**Problem statement:** Decide whether each statement agrees with the text about The Pulse Opera House below, answering yes or no and quoting the deciding words: 1. The writer's mom was going to play piano for The Pirates of Penzance. 2. The writer's dad led the writer to the front of the rehearsal hall. 3. The writer had never been in a production before.

Before we ever moved to Warren, I had been there a couple times to a wonderful, small community theater named The Pulse Opera House.  My dad had gotten involved there in a couple productions through a long-time, family friend.  My family has always been in love with the theater, and I was no exception.  I inherited the love of the theater from my parents, who have been heavily involved with community theater for a good, long portion of their lives.


The summer after my ninth grade year The Pulse Opera House was putting on a production of The Pirates of Penzance, for which my dad was going to try out and my mom was going to play piano.  The idea was thrown around of me potentially auditioning as well.  The idea was certainly intriguing and I entertained it with much internal pomp and circumstance.  The only problem was . . . even though I had been involved in a lot of productions in school and at churches, this was different.  This was a community theater, in a community that I barely knew.  This was a theater of adults, of "theater people," of very talented people, of people who took their theater pretty seriously.  The problem was . . . I was terrified!  And terrified + a room full of strangers + singing in front of that room full of strangers = Ain't gonna happen!

My parents did convince me to go along, however, I had no intention of auditioning, even though I desperately wanted to.  That's the thing about a bad self-esteem and debilitating fears: they cause you to miss doing all the things you really want to do, all of the things that are so good for you.  So I sat awkwardly in the back of the rehearsal hall with my dad.  He was thoughtful enough to not parade me to the front of the room, even though he would have been perfectly comfortable with it himself.  I watched intently as each person went to the front of the room and sang their prepared audition piece, all seeming quite confident and relaxed.  All the while my dad kept prodding me to try-out as well, telling me how much I would enjoy it.  He knew he was right.  I knew he was right too.  But my terror was far too amplified for me to push it aside.  I was on high alert and I honestly thought that I would crumble into a pile of worry and nerves if I were to stand up in front of all these people.  I sat back, trying to act indifferent, when in reality I wanted nothing more than to be a part of this musical.  I was jealous of everyone else -- jealous that they weren't afraid, or if they were, that they were able to overcome it, and I was not.

**Records supplied:**
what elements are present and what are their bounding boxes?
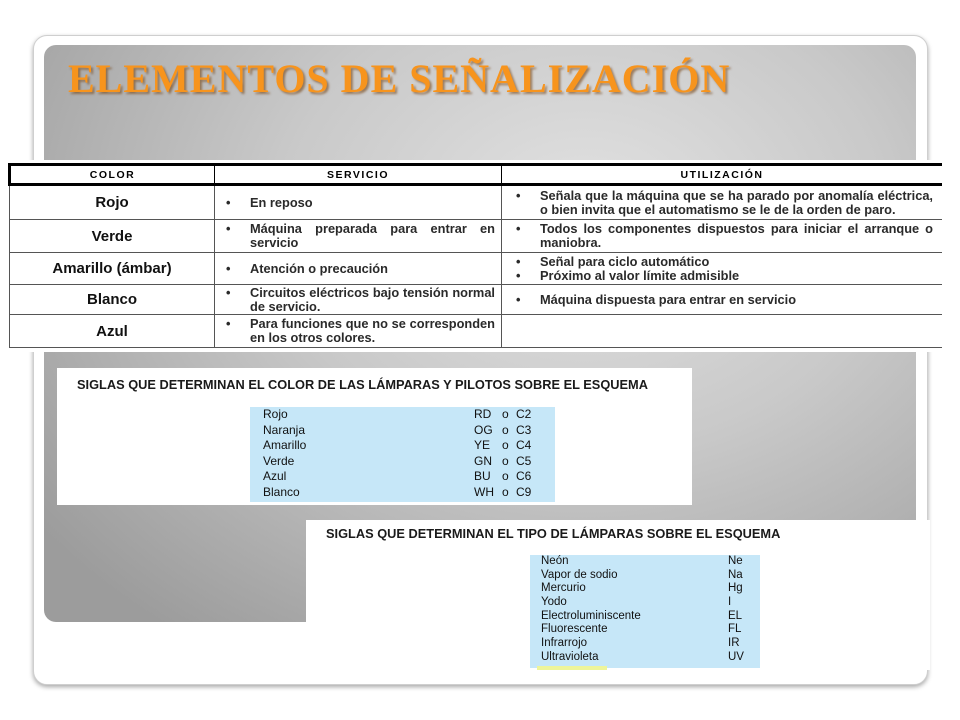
header-color: COLOR <box>10 165 215 185</box>
lamp-types-title: SIGLAS QUE DETERMINAN EL TIPO DE LÁMPARAS SOBRE EL ESQUEMA <box>326 526 781 541</box>
lamp-code: I <box>728 596 732 609</box>
list-item <box>250 469 555 485</box>
color-name: Blanco <box>263 484 300 499</box>
list-item <box>530 623 760 637</box>
code-separator: o <box>502 438 509 452</box>
lamp-name: Mercurio <box>541 582 586 595</box>
color-alt-code: C4 <box>516 438 532 452</box>
header-utilizacion: UTILIZACIÓN <box>502 165 943 185</box>
color-codes-box <box>57 368 692 505</box>
code-separator: o <box>502 453 509 468</box>
list-item: • En reposo <box>250 196 495 210</box>
servicio-cell <box>215 185 502 220</box>
lamp-code: EL <box>728 609 743 622</box>
header-servicio: SERVICIO <box>215 165 502 185</box>
color-cell: Amarillo (ámbar) <box>10 253 215 285</box>
highlight-mark <box>537 666 607 670</box>
utilizacion-cell <box>502 220 943 253</box>
color-name: Rojo <box>263 407 288 421</box>
list-item: • Próximo al valor límite admisible <box>540 269 933 283</box>
color-alt-code: C9 <box>516 484 532 499</box>
color-cell: Blanco <box>10 285 215 315</box>
table-row <box>10 285 943 315</box>
code-separator: o <box>502 407 509 421</box>
servicio-cell <box>215 315 502 348</box>
list-item <box>250 454 555 470</box>
color-name: Verde <box>263 453 295 468</box>
lamp-name: Electroluminiscente <box>541 609 641 622</box>
list-item <box>250 407 555 423</box>
lamp-name: Yodo <box>541 596 567 609</box>
color-codes-title: SIGLAS QUE DETERMINAN EL COLOR DE LAS LÁMPARAS Y PILOTOS SOBRE EL ESQUEMA <box>77 377 648 392</box>
list-item <box>530 651 760 665</box>
lamp-code: IR <box>728 637 740 650</box>
lamp-types-box <box>306 520 930 670</box>
color-alt-code: C6 <box>516 469 532 483</box>
table-header-row <box>10 165 943 185</box>
color-alt-code: C5 <box>516 453 532 468</box>
color-code: WH <box>474 484 494 499</box>
list-item <box>530 610 760 624</box>
color-name: Naranja <box>263 422 306 437</box>
lamp-name: Fluorescente <box>541 623 608 636</box>
utilizacion-cell <box>502 253 943 285</box>
signal-table-container <box>8 160 942 352</box>
table-row <box>10 253 943 285</box>
table-row <box>10 185 943 220</box>
list-item <box>530 637 760 651</box>
list-item <box>530 569 760 583</box>
lamp-name: Neón <box>541 555 569 567</box>
color-code: OG <box>474 422 493 437</box>
lamp-code: FL <box>728 623 742 636</box>
utilizacion-cell <box>502 285 943 315</box>
color-code: RD <box>474 407 492 421</box>
servicio-cell <box>215 220 502 253</box>
list-item: • Señala que la máquina que se ha parado por anomalía eléctrica, o bien invita que el automatismo se le de la orden de paro. <box>540 189 933 217</box>
signal-table <box>8 163 942 348</box>
code-separator: o <box>502 422 509 437</box>
list-item: • Máquina preparada para entrar en servicio <box>250 222 495 250</box>
lamp-types-list <box>530 555 760 668</box>
list-item <box>250 438 555 454</box>
lamp-code: Hg <box>728 582 743 595</box>
list-item <box>530 582 760 596</box>
utilizacion-cell <box>502 315 943 348</box>
color-codes-list <box>250 407 555 502</box>
color-code: YE <box>474 438 491 452</box>
servicio-cell <box>215 285 502 315</box>
color-cell: Verde <box>10 220 215 253</box>
lamp-code: Ne <box>728 555 743 567</box>
list-item: • Para funciones que no se corresponden en los otros colores. <box>250 317 495 345</box>
lamp-code: UV <box>728 650 744 663</box>
list-item: • Atención o precaución <box>250 262 495 276</box>
code-separator: o <box>502 469 509 483</box>
lamp-name: Infrarrojo <box>541 637 588 650</box>
table-row <box>10 315 943 348</box>
table-row <box>10 220 943 253</box>
list-item <box>250 423 555 439</box>
code-separator: o <box>502 484 509 499</box>
lamp-code: Na <box>728 568 743 581</box>
list-item <box>250 485 555 501</box>
utilizacion-cell <box>502 185 943 220</box>
list-item <box>530 555 760 569</box>
lamp-name: Ultravioleta <box>541 650 599 663</box>
color-alt-code: C2 <box>516 407 532 421</box>
color-alt-code: C3 <box>516 422 532 437</box>
color-cell: Azul <box>10 315 215 348</box>
color-code: GN <box>474 453 492 468</box>
list-item <box>530 596 760 610</box>
list-item: • Máquina dispuesta para entrar en servicio <box>540 293 933 307</box>
color-name: Amarillo <box>263 438 307 452</box>
list-item: • Circuitos eléctricos bajo tensión normal de servicio. <box>250 286 495 314</box>
color-name: Azul <box>263 469 287 483</box>
color-code: BU <box>474 469 491 483</box>
lamp-name: Vapor de sodio <box>541 568 618 581</box>
slide-title: ELEMENTOS DE SEÑALIZACIÓN <box>68 56 731 101</box>
list-item: • Señal para ciclo automático <box>540 255 933 269</box>
servicio-cell <box>215 253 502 285</box>
color-cell: Rojo <box>10 185 215 220</box>
list-item: • Todos los componentes dispuestos para iniciar el arranque o maniobra. <box>540 222 933 250</box>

**Task solution:**
1. Yes: "my mom was going to play piano"
2. No: "He was thoughtful enough to not parade me to the front of the room"
3. No: "even though I had been involved in a lot of productions in school and at churches"